Your instructions:
With the pictures omitted, write out the entries that follow exactly as they stand.

Record excerpts:

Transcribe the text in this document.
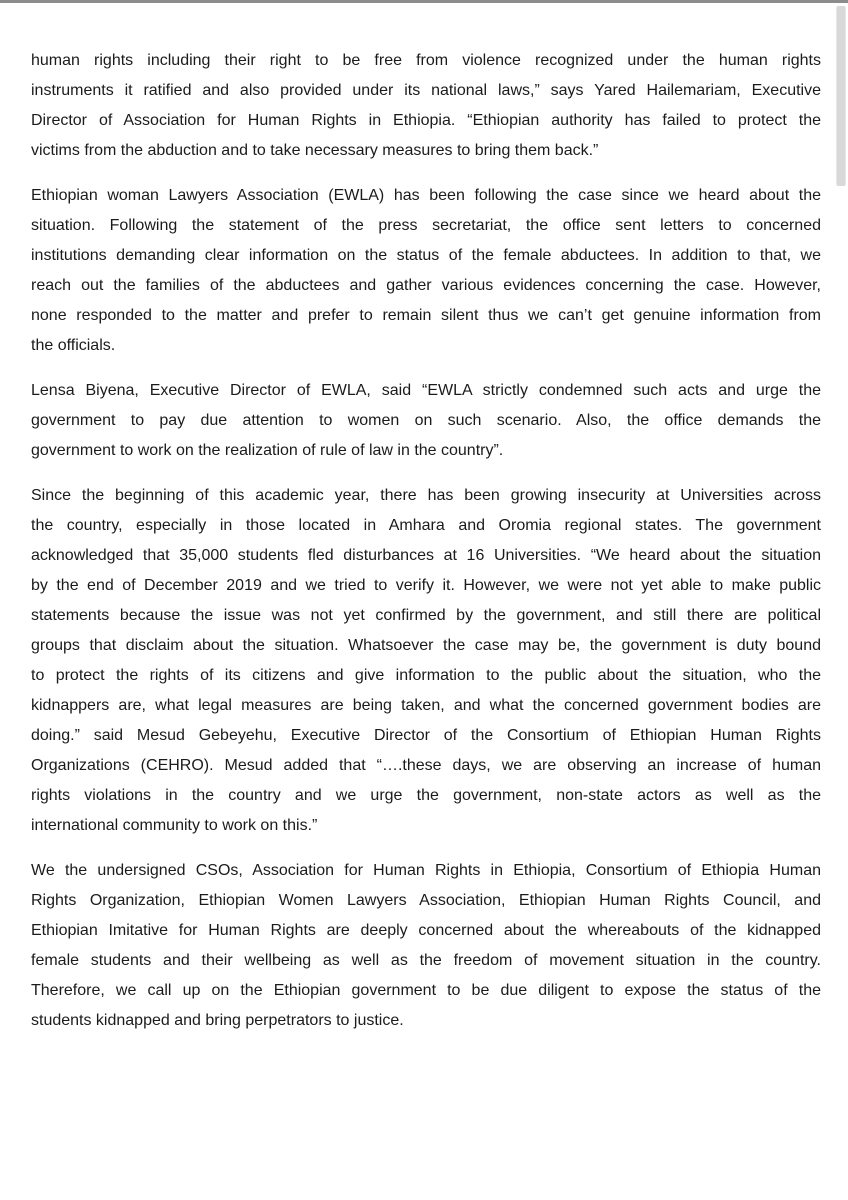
human rights including their right to be free from violence recognized under the human rights
instruments it ratified and also provided under its national laws,” says Yared Hailemariam, Executive
Director of Association for Human Rights in Ethiopia. “Ethiopian authority has failed to protect the
victims from the abduction and to take necessary measures to bring them back.”

Ethiopian woman Lawyers Association (EWLA) has been following the case since we heard about the
situation. Following the statement of the press secretariat, the office sent letters to concerned
institutions demanding clear information on the status of the female abductees. In addition to that, we
reach out the families of the abductees and gather various evidences concerning the case. However,
none responded to the matter and prefer to remain silent thus we can’t get genuine information from
the officials.

Lensa Biyena, Executive Director of EWLA, said “EWLA strictly condemned such acts and urge the
government to pay due attention to women on such scenario. Also, the office demands the
government to work on the realization of rule of law in the country”.

Since the beginning of this academic year, there has been growing insecurity at Universities across
the country, especially in those located in Amhara and Oromia regional states. The government
acknowledged that 35,000 students fled disturbances at 16 Universities. “We heard about the situation
by the end of December 2019 and we tried to verify it. However, we were not yet able to make public
statements because the issue was not yet confirmed by the government, and still there are political
groups that disclaim about the situation. Whatsoever the case may be, the government is duty bound
to protect the rights of its citizens and give information to the public about the situation, who the
kidnappers are, what legal measures are being taken, and what the concerned government bodies are
doing.” said Mesud Gebeyehu, Executive Director of the Consortium of Ethiopian Human Rights
Organizations (CEHRO). Mesud added that “….these days, we are observing an increase of human
rights violations in the country and we urge the government, non-state actors as well as the
international community to work on this.”

We the undersigned CSOs, Association for Human Rights in Ethiopia, Consortium of Ethiopia Human
Rights Organization, Ethiopian Women Lawyers Association, Ethiopian Human Rights Council, and
Ethiopian Imitative for Human Rights are deeply concerned about the whereabouts of the kidnapped
female students and their wellbeing as well as the freedom of movement situation in the country.
Therefore, we call up on the Ethiopian government to be due diligent to expose the status of the
students kidnapped and bring perpetrators to justice.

Response:
Transcribe the text in this document.
human rights including their right to be free from violence recognized under the human rights
instruments it ratified and also provided under its national laws,” says Yared Hailemariam, Executive
Director of Association for Human Rights in Ethiopia. “Ethiopian authority has failed to protect the
victims from the abduction and to take necessary measures to bring them back.”

Ethiopian woman Lawyers Association (EWLA) has been following the case since we heard about the
situation. Following the statement of the press secretariat, the office sent letters to concerned
institutions demanding clear information on the status of the female abductees. In addition to that, we
reach out the families of the abductees and gather various evidences concerning the case. However,
none responded to the matter and prefer to remain silent thus we can’t get genuine information from
the officials.

Lensa Biyena, Executive Director of EWLA, said “EWLA strictly condemned such acts and urge the
government to pay due attention to women on such scenario. Also, the office demands the
government to work on the realization of rule of law in the country”.

Since the beginning of this academic year, there has been growing insecurity at Universities across
the country, especially in those located in Amhara and Oromia regional states. The government
acknowledged that 35,000 students fled disturbances at 16 Universities. “We heard about the situation
by the end of December 2019 and we tried to verify it. However, we were not yet able to make public
statements because the issue was not yet confirmed by the government, and still there are political
groups that disclaim about the situation. Whatsoever the case may be, the government is duty bound
to protect the rights of its citizens and give information to the public about the situation, who the
kidnappers are, what legal measures are being taken, and what the concerned government bodies are
doing.” said Mesud Gebeyehu, Executive Director of the Consortium of Ethiopian Human Rights
Organizations (CEHRO). Mesud added that “….these days, we are observing an increase of human
rights violations in the country and we urge the government, non-state actors as well as the
international community to work on this.”

We the undersigned CSOs, Association for Human Rights in Ethiopia, Consortium of Ethiopia Human
Rights Organization, Ethiopian Women Lawyers Association, Ethiopian Human Rights Council, and
Ethiopian Imitative for Human Rights are deeply concerned about the whereabouts of the kidnapped
female students and their wellbeing as well as the freedom of movement situation in the country.
Therefore, we call up on the Ethiopian government to be due diligent to expose the status of the
students kidnapped and bring perpetrators to justice.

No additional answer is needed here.